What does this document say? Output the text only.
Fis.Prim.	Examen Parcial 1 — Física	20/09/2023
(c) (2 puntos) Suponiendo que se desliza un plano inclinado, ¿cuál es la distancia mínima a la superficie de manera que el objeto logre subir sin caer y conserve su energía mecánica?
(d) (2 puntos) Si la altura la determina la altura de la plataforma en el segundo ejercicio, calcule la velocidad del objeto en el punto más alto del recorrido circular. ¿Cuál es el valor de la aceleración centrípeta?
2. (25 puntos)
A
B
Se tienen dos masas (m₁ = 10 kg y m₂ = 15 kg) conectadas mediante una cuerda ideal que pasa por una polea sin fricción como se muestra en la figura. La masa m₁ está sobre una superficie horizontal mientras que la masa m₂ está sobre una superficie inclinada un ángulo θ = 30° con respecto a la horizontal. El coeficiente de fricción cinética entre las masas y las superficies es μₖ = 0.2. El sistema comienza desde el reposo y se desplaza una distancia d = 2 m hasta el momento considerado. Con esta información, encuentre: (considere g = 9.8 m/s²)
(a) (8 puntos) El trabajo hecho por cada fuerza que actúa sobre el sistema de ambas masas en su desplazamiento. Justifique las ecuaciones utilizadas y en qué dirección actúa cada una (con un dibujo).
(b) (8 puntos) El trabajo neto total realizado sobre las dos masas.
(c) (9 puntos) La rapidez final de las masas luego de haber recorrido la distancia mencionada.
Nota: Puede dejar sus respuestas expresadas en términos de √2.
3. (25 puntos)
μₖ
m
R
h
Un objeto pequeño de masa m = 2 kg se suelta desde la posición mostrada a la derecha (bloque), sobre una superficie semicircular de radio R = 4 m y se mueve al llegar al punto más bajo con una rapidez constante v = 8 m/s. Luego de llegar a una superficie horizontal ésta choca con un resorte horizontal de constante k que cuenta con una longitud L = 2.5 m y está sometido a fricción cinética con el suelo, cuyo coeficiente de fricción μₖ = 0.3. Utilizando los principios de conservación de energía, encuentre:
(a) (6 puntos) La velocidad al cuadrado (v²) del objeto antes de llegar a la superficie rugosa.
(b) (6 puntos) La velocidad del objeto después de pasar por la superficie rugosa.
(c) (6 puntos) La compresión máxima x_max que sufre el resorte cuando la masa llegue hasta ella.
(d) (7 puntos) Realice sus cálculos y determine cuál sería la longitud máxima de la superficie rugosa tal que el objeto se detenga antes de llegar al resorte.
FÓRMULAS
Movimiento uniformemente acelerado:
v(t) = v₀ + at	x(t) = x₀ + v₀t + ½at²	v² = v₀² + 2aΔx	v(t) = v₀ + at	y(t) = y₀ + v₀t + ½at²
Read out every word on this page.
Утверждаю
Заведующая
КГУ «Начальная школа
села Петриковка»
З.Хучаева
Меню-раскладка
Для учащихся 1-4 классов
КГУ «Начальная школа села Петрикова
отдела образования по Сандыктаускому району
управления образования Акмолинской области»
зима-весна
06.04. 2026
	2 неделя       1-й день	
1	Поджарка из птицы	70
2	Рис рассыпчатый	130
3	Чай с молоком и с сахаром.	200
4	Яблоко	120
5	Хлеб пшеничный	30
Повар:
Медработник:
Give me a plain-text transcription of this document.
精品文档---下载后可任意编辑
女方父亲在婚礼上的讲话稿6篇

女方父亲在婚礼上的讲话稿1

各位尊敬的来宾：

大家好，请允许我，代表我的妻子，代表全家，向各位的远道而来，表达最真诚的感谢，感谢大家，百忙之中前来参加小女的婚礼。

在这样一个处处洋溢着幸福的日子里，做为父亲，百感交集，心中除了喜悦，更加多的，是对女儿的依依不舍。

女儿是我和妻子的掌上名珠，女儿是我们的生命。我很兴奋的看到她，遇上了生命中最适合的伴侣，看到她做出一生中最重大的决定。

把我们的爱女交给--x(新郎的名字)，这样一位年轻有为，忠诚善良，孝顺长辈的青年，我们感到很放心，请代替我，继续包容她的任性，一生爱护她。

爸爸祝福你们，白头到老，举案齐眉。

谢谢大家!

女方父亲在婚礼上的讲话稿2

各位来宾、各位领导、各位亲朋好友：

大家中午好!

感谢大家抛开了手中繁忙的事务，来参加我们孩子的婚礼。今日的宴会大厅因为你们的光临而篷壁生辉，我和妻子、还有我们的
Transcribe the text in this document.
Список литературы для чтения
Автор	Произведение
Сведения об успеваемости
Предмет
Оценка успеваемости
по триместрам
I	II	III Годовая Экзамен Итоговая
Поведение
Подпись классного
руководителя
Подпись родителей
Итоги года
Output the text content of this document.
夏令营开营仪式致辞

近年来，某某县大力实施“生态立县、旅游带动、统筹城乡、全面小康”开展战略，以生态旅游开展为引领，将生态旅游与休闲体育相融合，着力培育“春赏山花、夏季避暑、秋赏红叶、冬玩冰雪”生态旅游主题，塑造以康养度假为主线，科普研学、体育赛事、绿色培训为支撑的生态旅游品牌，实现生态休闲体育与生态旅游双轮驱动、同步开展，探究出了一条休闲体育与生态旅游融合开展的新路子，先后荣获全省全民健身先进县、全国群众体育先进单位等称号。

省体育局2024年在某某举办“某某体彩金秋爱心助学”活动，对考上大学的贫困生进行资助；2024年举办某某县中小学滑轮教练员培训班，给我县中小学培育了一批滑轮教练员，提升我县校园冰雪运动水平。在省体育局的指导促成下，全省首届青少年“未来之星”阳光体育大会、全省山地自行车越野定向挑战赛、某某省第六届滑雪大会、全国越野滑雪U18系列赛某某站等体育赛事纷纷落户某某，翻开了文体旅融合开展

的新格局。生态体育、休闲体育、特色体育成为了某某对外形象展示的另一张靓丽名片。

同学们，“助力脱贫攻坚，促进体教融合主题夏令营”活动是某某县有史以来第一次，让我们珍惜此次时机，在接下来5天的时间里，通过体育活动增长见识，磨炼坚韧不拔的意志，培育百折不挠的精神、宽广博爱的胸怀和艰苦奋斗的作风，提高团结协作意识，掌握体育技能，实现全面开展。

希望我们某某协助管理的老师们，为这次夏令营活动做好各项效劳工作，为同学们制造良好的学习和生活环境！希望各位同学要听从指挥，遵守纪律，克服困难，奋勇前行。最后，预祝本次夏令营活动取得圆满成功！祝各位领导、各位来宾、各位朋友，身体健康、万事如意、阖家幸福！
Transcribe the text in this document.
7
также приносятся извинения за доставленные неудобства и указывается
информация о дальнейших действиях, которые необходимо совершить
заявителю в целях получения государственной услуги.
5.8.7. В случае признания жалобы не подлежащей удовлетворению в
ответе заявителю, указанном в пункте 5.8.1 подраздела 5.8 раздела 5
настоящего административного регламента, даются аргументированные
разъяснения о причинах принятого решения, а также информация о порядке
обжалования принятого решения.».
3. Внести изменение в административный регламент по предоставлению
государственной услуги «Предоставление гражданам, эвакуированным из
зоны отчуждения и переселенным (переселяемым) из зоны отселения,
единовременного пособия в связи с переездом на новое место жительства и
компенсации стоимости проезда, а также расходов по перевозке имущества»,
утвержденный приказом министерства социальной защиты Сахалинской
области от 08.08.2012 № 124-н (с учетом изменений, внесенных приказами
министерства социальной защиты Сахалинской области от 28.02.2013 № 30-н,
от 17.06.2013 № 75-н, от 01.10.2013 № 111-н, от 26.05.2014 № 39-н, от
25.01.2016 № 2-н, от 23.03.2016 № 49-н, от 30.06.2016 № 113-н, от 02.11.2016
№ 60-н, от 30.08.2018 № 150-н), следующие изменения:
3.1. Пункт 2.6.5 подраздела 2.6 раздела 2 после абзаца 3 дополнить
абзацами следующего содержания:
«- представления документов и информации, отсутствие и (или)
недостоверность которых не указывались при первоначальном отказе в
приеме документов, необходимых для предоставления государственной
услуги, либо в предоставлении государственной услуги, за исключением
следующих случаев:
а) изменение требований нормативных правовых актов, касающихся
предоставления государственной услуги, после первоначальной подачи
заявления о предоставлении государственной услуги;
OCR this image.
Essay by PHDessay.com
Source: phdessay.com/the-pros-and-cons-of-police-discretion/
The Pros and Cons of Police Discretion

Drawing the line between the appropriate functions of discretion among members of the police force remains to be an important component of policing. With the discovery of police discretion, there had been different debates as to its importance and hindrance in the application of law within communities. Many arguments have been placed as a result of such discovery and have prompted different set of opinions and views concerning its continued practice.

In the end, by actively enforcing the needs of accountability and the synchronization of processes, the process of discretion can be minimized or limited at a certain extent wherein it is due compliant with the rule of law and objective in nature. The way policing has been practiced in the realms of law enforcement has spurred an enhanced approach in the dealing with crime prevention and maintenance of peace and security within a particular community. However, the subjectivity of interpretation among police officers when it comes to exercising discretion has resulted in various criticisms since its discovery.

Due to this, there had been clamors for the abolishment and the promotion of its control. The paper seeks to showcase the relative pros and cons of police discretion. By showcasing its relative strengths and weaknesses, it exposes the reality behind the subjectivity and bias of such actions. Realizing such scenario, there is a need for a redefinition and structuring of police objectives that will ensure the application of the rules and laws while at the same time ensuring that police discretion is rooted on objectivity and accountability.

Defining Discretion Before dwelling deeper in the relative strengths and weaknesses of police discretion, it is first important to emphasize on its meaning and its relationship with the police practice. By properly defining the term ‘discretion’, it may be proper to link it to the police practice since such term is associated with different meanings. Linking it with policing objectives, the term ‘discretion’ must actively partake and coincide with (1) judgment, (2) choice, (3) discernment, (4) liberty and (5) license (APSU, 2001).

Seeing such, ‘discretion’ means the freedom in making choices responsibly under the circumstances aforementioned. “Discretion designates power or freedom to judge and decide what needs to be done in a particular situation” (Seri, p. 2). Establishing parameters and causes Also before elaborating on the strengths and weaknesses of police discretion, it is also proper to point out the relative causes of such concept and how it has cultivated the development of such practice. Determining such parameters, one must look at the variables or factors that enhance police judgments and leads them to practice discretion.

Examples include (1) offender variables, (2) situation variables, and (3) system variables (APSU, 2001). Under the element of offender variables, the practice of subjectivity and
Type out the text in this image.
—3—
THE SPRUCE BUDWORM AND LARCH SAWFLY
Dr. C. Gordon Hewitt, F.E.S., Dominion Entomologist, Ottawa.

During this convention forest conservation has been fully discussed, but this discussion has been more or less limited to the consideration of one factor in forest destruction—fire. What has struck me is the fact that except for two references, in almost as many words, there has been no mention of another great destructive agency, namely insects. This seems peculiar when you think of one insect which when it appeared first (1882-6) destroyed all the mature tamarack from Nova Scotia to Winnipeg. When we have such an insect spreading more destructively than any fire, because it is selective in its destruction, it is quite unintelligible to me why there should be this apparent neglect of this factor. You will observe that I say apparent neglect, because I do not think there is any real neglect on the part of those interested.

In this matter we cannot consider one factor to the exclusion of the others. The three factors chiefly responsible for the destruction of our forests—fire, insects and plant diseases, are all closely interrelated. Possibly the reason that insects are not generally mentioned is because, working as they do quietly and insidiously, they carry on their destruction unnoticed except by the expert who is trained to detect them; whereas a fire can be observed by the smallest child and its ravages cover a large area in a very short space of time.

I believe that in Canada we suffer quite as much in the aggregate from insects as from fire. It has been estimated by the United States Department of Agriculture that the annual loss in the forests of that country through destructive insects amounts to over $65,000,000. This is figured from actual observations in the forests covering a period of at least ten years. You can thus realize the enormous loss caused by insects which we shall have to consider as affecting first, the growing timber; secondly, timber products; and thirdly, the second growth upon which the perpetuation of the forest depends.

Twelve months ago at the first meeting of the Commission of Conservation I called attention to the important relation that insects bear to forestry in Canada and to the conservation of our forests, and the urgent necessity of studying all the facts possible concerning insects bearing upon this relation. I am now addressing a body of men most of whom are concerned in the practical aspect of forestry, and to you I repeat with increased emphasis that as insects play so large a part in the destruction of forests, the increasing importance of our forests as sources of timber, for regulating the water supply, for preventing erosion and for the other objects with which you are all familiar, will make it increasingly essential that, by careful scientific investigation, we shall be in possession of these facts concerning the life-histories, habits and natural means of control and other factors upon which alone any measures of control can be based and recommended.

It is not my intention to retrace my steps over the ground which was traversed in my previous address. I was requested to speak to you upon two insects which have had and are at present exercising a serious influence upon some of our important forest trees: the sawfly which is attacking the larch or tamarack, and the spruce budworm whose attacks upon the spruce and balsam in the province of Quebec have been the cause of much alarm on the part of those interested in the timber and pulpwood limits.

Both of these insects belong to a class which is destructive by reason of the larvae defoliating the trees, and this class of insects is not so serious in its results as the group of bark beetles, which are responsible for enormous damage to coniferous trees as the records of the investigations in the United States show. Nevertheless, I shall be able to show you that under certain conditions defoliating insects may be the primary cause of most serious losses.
· · · · · · ·
_Problem to work on:_ Pull out and copy each line containing the string "решения".

_Problem solution:_
разъяснения о причинах принятого решения, а также информация о порядке
обжалования принятого решения.».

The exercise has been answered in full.